Reproduce the data below, substituting "row-difference" for every occurrence of "row-delta" and leaving everything else as it is.

..........

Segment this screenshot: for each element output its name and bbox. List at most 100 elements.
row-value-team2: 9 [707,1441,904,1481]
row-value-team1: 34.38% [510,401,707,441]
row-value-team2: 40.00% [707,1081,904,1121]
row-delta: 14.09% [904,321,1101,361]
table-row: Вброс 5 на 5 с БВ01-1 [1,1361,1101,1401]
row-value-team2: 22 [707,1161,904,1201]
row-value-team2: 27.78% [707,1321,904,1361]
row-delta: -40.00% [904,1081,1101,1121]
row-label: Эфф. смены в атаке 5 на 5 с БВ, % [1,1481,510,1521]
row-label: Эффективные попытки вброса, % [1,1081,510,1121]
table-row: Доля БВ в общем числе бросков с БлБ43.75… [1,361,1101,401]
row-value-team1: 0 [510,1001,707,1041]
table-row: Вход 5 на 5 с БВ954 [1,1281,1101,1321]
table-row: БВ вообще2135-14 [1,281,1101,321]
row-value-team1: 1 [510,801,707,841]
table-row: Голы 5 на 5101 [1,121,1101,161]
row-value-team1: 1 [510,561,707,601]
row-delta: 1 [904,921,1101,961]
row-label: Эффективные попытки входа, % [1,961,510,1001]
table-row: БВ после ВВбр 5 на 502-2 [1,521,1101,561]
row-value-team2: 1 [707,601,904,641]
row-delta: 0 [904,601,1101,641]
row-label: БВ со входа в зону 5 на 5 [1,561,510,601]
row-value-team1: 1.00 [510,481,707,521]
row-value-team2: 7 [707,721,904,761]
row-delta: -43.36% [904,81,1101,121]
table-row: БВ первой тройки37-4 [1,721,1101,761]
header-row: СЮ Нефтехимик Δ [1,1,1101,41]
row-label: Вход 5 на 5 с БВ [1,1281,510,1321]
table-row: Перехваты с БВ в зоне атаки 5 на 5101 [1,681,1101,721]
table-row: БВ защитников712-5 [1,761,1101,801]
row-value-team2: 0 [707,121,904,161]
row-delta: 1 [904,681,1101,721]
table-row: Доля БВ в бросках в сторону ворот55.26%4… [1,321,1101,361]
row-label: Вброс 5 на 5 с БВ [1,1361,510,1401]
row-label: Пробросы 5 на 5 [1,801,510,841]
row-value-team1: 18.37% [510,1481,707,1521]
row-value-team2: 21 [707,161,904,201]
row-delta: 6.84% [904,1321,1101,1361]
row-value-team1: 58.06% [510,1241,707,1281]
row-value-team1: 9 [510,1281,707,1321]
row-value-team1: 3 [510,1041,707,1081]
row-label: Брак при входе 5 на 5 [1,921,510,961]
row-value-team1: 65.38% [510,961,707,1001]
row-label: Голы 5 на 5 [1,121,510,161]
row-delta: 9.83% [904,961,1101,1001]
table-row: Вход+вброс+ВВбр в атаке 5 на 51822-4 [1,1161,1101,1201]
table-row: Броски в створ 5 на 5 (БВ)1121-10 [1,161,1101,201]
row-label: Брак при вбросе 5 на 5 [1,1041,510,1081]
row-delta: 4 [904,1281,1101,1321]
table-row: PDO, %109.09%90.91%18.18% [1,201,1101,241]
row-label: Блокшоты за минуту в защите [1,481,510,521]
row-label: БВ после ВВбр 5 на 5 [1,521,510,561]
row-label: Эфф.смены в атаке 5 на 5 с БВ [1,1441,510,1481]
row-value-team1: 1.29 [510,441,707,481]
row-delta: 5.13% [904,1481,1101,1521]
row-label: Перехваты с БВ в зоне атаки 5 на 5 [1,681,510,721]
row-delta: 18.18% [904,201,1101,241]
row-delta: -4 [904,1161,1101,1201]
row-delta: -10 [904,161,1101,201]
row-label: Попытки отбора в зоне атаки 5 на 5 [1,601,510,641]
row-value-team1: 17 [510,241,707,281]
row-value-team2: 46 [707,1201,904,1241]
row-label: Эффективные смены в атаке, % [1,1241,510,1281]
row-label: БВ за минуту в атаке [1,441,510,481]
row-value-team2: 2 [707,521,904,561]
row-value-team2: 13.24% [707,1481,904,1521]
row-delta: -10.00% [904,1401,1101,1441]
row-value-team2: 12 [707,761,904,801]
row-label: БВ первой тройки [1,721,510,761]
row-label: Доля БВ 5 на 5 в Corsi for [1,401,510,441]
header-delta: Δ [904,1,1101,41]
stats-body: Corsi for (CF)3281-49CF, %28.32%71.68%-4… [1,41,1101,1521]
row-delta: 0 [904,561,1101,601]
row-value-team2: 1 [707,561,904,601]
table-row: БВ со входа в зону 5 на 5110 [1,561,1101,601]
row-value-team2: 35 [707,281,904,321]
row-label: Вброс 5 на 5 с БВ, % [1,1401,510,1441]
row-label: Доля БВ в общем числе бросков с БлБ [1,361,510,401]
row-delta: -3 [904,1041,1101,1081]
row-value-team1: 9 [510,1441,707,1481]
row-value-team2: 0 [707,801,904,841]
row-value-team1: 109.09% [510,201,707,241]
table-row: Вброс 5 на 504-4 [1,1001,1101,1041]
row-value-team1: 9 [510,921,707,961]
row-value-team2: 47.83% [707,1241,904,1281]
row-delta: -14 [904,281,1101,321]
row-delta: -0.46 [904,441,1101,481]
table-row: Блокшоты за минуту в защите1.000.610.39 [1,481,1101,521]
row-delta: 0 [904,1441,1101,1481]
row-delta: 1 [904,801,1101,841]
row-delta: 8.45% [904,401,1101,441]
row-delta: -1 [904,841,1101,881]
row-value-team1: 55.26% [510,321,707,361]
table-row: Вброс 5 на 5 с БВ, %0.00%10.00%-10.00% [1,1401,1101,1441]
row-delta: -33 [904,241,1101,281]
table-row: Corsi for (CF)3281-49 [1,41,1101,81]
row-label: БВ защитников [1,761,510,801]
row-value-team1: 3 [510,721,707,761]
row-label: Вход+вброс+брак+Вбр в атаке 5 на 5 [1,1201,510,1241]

..........

ANSWER TO THIS PROBLEM:
Segment this screenshot: for each element output its name and bbox. List at most 100 elements.
row-value-team2: 9 [707,1441,904,1481]
row-value-team1: 34.38% [510,401,707,441]
row-value-team2: 40.00% [707,1081,904,1121]
row-difference: 14.09% [904,321,1101,361]
table-row: Вброс 5 на 5 с БВ01-1 [1,1361,1101,1401]
row-value-team2: 22 [707,1161,904,1201]
row-value-team2: 27.78% [707,1321,904,1361]
row-difference: -40.00% [904,1081,1101,1121]
row-label: Эфф. смены в атаке 5 на 5 с БВ, % [1,1481,510,1521]
row-label: Эффективные попытки вброса, % [1,1081,510,1121]
table-row: Доля БВ в общем числе бросков с БлБ43.75… [1,361,1101,401]
row-value-team1: 0 [510,1001,707,1041]
table-row: Вход 5 на 5 с БВ954 [1,1281,1101,1321]
table-row: БВ вообще2135-14 [1,281,1101,321]
row-value-team1: 1 [510,801,707,841]
table-row: Голы 5 на 5101 [1,121,1101,161]
row-value-team1: 1 [510,561,707,601]
row-difference: 1 [904,921,1101,961]
row-label: Эффективные попытки входа, % [1,961,510,1001]
table-row: БВ после ВВбр 5 на 502-2 [1,521,1101,561]
row-value-team2: 1 [707,601,904,641]
row-difference: 0 [904,601,1101,641]
row-label: БВ со входа в зону 5 на 5 [1,561,510,601]
row-value-team1: 1.00 [510,481,707,521]
row-value-team2: 7 [707,721,904,761]
row-difference: -43.36% [904,81,1101,121]
table-row: БВ первой тройки37-4 [1,721,1101,761]
header-row: СЮ Нефтехимик Δ [1,1,1101,41]
row-label: Вход 5 на 5 с БВ [1,1281,510,1321]
table-row: Перехваты с БВ в зоне атаки 5 на 5101 [1,681,1101,721]
table-row: БВ защитников712-5 [1,761,1101,801]
row-value-team2: 0 [707,121,904,161]
row-difference: 1 [904,681,1101,721]
table-row: Доля БВ в бросках в сторону ворот55.26%4… [1,321,1101,361]
row-label: Вброс 5 на 5 с БВ [1,1361,510,1401]
row-label: Пробросы 5 на 5 [1,801,510,841]
row-value-team1: 18.37% [510,1481,707,1521]
row-value-team2: 21 [707,161,904,201]
row-difference: 6.84% [904,1321,1101,1361]
row-value-team1: 58.06% [510,1241,707,1281]
row-value-team1: 9 [510,1281,707,1321]
row-value-team1: 3 [510,1041,707,1081]
row-label: Брак при входе 5 на 5 [1,921,510,961]
row-value-team1: 65.38% [510,961,707,1001]
row-label: Голы 5 на 5 [1,121,510,161]
row-difference: 9.83% [904,961,1101,1001]
table-row: Вход+вброс+ВВбр в атаке 5 на 51822-4 [1,1161,1101,1201]
table-row: Броски в створ 5 на 5 (БВ)1121-10 [1,161,1101,201]
row-label: Брак при вбросе 5 на 5 [1,1041,510,1081]
row-difference: 4 [904,1281,1101,1321]
table-row: PDO, %109.09%90.91%18.18% [1,201,1101,241]
row-label: Блокшоты за минуту в защите [1,481,510,521]
row-label: БВ после ВВбр 5 на 5 [1,521,510,561]
row-label: Эфф.смены в атаке 5 на 5 с БВ [1,1441,510,1481]
row-value-team1: 1.29 [510,441,707,481]
row-difference: 5.13% [904,1481,1101,1521]
row-label: Перехваты с БВ в зоне атаки 5 на 5 [1,681,510,721]
row-difference: 18.18% [904,201,1101,241]
row-difference: -4 [904,1161,1101,1201]
row-difference: -10 [904,161,1101,201]
row-label: Попытки отбора в зоне атаки 5 на 5 [1,601,510,641]
row-value-team1: 17 [510,241,707,281]
row-value-team2: 46 [707,1201,904,1241]
row-label: Эффективные смены в атаке, % [1,1241,510,1281]
row-label: БВ за минуту в атаке [1,441,510,481]
row-value-team2: 2 [707,521,904,561]
row-value-team2: 13.24% [707,1481,904,1521]
row-difference: -10.00% [904,1401,1101,1441]
row-value-team2: 12 [707,761,904,801]
row-label: БВ первой тройки [1,721,510,761]
row-label: Доля БВ 5 на 5 в Corsi for [1,401,510,441]
header-delta: Δ [904,1,1101,41]
stats-body: Corsi for (CF)3281-49CF, %28.32%71.68%-4… [1,41,1101,1521]
row-difference: 0 [904,561,1101,601]
row-value-team2: 1 [707,561,904,601]
table-row: БВ со входа в зону 5 на 5110 [1,561,1101,601]
row-value-team2: 35 [707,281,904,321]
row-label: Вброс 5 на 5 с БВ, % [1,1401,510,1441]
row-label: Доля БВ в общем числе бросков с БлБ [1,361,510,401]
row-difference: -3 [904,1041,1101,1081]
row-value-team1: 9 [510,1441,707,1481]
row-value-team2: 0 [707,801,904,841]
row-value-team1: 109.09% [510,201,707,241]
table-row: Вброс 5 на 504-4 [1,1001,1101,1041]
row-value-team1: 9 [510,921,707,961]
row-value-team2: 47.83% [707,1241,904,1281]
row-difference: -14 [904,281,1101,321]
row-difference: -0.46 [904,441,1101,481]
table-row: Блокшоты за минуту в защите1.000.610.39 [1,481,1101,521]
row-difference: 0 [904,1441,1101,1481]
row-difference: 1 [904,801,1101,841]
row-difference: 8.45% [904,401,1101,441]
row-difference: -1 [904,841,1101,881]
row-value-team1: 55.26% [510,321,707,361]
table-row: Вброс 5 на 5 с БВ, %0.00%10.00%-10.00% [1,1401,1101,1441]
row-difference: -33 [904,241,1101,281]
table-row: Corsi for (CF)3281-49 [1,41,1101,81]
row-label: БВ защитников [1,761,510,801]
row-value-team1: 3 [510,721,707,761]
row-label: Вход+вброс+брак+Вбр в атаке 5 на 5 [1,1201,510,1241]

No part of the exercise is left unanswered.